* **Quoted passage**

|---|

[PATCH i-g-t] tests/intel/xe_fault_injection: Suppress Guc CT dumps during fault injection
K V P, Satyanarayana
satyanarayana.k.v.p at intel.com
Thu Jun 12 07:52:02 UTC 2025
Hi.
> -----Original Message-----
> From: Cavitt, Jonathan <jonathan.cavitt at intel.com>
> Sent: Tuesday, June 10, 2025 9:18 PM
> To: K V P, Satyanarayana <satyanarayana.k.v.p at intel.com>; igt-
> dev at lists.freedesktop.org
> Cc: Harrison, John C <john.c.harrison at intel.com>; Dugast, Francois
> <francois.dugast at intel.com>; Cavitt, Jonathan <jonathan.cavitt at intel.com>
> Subject: RE: [PATCH i-g-t] tests/intel/xe_fault_injection: Suppress Guc CT
> dumps during fault injection
>
> -----Original Message-----
> From: K V P, Satyanarayana <satyanarayana.k.v.p at intel.com>
> Sent: Tuesday, June 10, 2025 8:22 AM
> To: igt-dev at lists.freedesktop.org
> Cc: K V P, Satyanarayana <satyanarayana.k.v.p at intel.com>; Harrison, John C
> <john.c.harrison at intel.com>; Cavitt, Jonathan <jonathan.cavitt at intel.com>;
> Dugast, Francois <francois.dugast at intel.com>
> Subject: [PATCH i-g-t] tests/intel/xe_fault_injection: Suppress Guc CT dumps
> during fault injection
> >
> > When injecting fault to xe_guc_ct_send_recv() & xe_guc_mmio_send_recv()
> > functions, the CI test systems are going out of space and crashing. To
> > avoid this issue, a new helper function is created and when fault is injected
> > into this xe_should_fail_ct_dead_capture() helper function, ct dead capture
> is
> > avoided which suppresses ct dumps in the log.
> >
> > Inject fault into xe_should_fail_ct_dead_capture() function along with
> > xe_guc_ct_send_recv() & xe_guc_mmio_send_recv() to suppress GUC ct
> dumps.
> >
> > Signed-off-by: Satyanarayana K V P <satyanarayana.k.v.p at intel.com>
> > Suggested-by: John Harrison <John.C.Harrison at Intel.com>
> > Cc: Jonathan Cavitt <jonathan.cavitt at intel.com>
> > Cc: Francois Dugast <francois.dugast at intel.com>
> > ---
> > Same as https://patchwork.freedesktop.org/series/148416/ which was
> > reverted due to change from XE was still in review.

|---|

Dataset records:
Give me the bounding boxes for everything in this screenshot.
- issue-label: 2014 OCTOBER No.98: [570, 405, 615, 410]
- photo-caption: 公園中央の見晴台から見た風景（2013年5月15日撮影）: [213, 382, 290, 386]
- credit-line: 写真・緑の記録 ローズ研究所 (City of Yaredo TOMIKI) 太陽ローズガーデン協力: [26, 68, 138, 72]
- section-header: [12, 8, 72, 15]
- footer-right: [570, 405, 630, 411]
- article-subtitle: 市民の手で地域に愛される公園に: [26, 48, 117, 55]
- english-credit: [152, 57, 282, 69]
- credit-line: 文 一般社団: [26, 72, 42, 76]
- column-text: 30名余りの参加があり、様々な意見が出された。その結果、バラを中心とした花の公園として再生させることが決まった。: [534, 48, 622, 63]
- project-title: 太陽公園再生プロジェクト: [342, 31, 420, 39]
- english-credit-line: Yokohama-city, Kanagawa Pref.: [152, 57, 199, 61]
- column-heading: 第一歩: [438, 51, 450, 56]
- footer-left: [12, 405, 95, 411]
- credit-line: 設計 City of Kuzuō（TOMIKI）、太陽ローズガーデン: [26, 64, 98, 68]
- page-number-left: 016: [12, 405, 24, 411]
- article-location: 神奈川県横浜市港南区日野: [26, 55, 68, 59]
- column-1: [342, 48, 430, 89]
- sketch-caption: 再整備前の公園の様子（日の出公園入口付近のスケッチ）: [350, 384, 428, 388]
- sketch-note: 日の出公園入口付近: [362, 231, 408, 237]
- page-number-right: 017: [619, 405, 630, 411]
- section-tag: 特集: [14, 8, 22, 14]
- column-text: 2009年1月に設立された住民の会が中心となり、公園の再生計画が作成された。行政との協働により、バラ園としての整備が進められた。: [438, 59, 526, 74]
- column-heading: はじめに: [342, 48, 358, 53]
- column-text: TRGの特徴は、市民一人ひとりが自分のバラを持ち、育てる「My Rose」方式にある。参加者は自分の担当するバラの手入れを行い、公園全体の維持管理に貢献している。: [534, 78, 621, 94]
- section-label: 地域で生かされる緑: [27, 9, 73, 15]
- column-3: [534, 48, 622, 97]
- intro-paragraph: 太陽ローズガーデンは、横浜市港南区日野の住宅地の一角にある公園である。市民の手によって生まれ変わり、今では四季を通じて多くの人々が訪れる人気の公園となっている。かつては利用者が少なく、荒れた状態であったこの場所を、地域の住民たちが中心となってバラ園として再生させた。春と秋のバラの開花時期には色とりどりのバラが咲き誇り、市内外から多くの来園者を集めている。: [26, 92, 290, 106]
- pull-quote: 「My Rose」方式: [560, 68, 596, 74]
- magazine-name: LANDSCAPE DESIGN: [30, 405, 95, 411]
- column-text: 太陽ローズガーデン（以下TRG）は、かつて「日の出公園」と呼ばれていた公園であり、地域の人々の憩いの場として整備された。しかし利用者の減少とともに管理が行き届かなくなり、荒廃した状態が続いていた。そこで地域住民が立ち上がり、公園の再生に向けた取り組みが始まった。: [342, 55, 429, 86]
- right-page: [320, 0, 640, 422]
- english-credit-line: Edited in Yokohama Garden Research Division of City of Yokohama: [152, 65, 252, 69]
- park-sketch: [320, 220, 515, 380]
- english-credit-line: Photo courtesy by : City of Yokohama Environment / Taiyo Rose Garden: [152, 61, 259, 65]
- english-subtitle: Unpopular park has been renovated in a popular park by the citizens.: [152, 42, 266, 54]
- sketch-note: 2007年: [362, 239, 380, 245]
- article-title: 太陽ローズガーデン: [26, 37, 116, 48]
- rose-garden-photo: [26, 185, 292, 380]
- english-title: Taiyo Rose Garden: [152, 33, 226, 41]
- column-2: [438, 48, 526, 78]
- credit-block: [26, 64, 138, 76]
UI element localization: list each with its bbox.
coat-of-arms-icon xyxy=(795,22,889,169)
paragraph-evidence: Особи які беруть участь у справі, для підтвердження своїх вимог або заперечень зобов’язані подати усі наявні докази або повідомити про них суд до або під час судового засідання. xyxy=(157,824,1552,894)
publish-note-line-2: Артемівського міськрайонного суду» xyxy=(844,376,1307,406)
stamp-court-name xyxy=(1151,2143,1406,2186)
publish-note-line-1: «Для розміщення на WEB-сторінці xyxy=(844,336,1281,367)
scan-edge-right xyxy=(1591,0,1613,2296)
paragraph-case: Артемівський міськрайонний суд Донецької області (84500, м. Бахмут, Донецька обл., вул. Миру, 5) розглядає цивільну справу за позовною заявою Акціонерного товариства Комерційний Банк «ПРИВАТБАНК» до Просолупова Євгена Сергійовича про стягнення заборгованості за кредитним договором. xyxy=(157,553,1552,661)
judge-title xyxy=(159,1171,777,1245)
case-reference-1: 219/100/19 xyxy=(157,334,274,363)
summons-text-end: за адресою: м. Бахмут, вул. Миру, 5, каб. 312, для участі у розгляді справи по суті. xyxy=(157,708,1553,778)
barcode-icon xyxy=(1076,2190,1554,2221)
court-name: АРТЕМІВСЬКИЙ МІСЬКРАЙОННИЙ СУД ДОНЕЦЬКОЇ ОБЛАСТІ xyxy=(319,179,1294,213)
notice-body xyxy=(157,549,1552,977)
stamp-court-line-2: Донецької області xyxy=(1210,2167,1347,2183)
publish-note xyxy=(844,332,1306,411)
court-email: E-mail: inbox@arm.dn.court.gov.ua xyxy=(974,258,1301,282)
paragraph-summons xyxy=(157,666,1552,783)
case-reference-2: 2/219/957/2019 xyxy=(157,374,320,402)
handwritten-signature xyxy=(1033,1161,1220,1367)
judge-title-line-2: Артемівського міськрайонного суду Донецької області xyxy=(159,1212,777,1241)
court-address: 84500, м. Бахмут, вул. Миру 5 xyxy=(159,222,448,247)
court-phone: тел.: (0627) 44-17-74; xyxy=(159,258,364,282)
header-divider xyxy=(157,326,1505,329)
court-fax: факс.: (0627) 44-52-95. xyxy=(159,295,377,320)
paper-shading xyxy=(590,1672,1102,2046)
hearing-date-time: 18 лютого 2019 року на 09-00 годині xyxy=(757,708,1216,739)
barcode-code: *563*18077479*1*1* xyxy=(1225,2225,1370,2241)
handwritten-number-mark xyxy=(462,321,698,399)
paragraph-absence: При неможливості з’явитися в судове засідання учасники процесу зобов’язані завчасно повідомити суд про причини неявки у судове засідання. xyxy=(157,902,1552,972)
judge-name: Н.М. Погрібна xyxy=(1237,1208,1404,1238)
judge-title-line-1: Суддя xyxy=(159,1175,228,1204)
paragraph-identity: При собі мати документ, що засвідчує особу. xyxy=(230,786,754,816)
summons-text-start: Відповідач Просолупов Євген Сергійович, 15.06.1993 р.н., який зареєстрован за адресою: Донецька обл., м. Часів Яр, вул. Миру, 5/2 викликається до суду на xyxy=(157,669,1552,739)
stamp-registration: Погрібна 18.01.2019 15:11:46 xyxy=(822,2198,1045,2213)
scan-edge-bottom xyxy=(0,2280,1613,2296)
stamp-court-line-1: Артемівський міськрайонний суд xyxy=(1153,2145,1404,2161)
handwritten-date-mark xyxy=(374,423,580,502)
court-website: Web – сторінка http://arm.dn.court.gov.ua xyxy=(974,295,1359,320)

|---|

* **Exercise objective**
Continue the patch email about suppressing GuC CT dumps during fault injection, starting right after its last line.

* **Result of the task**
> >
> > Test-with: 20250524144613.11970-1-satyanarayana.k.v.p at intel.com
> > ---
> > tests/intel/xe_fault_injection.c | 28 ++++++++++++++++++++++++++++
> > 1 file changed, 28 insertions(+)
> >
> > diff --git a/tests/intel/xe_fault_injection.c b/tests/intel/xe_fault_injection.c
> > index 9fe6bfe35..bbc8e71d6 100644
> > --- a/tests/intel/xe_fault_injection.c
> > +++ b/tests/intel/xe_fault_injection.c
> > @@ -123,6 +123,22 @@ static void injection_list_add(const char
> function_name[])
> > close(dir);
> > }
> >
> > +static void injection_list_append(const char function_name[])
> > +{
> > + int dir, fd, ret;
> > +
> > + dir = fail_function_open();
> > + igt_assert_lte(0, dir);
> > +
> > + fd = openat(dir, "inject", O_WRONLY | O_APPEND);
> > + ret = write(fd, function_name, strlen(function_name));
>
> On one hand, we should probably guard against openat failing by
> implementing
> some error catching here, I.E.:
>
> """
> fd = openat(dir, "inject", O_WRONLY | O_APPEND);
> igt_assert_lte(0, fd);
> ret = write(fd, function_name, strlen(function_name));
> """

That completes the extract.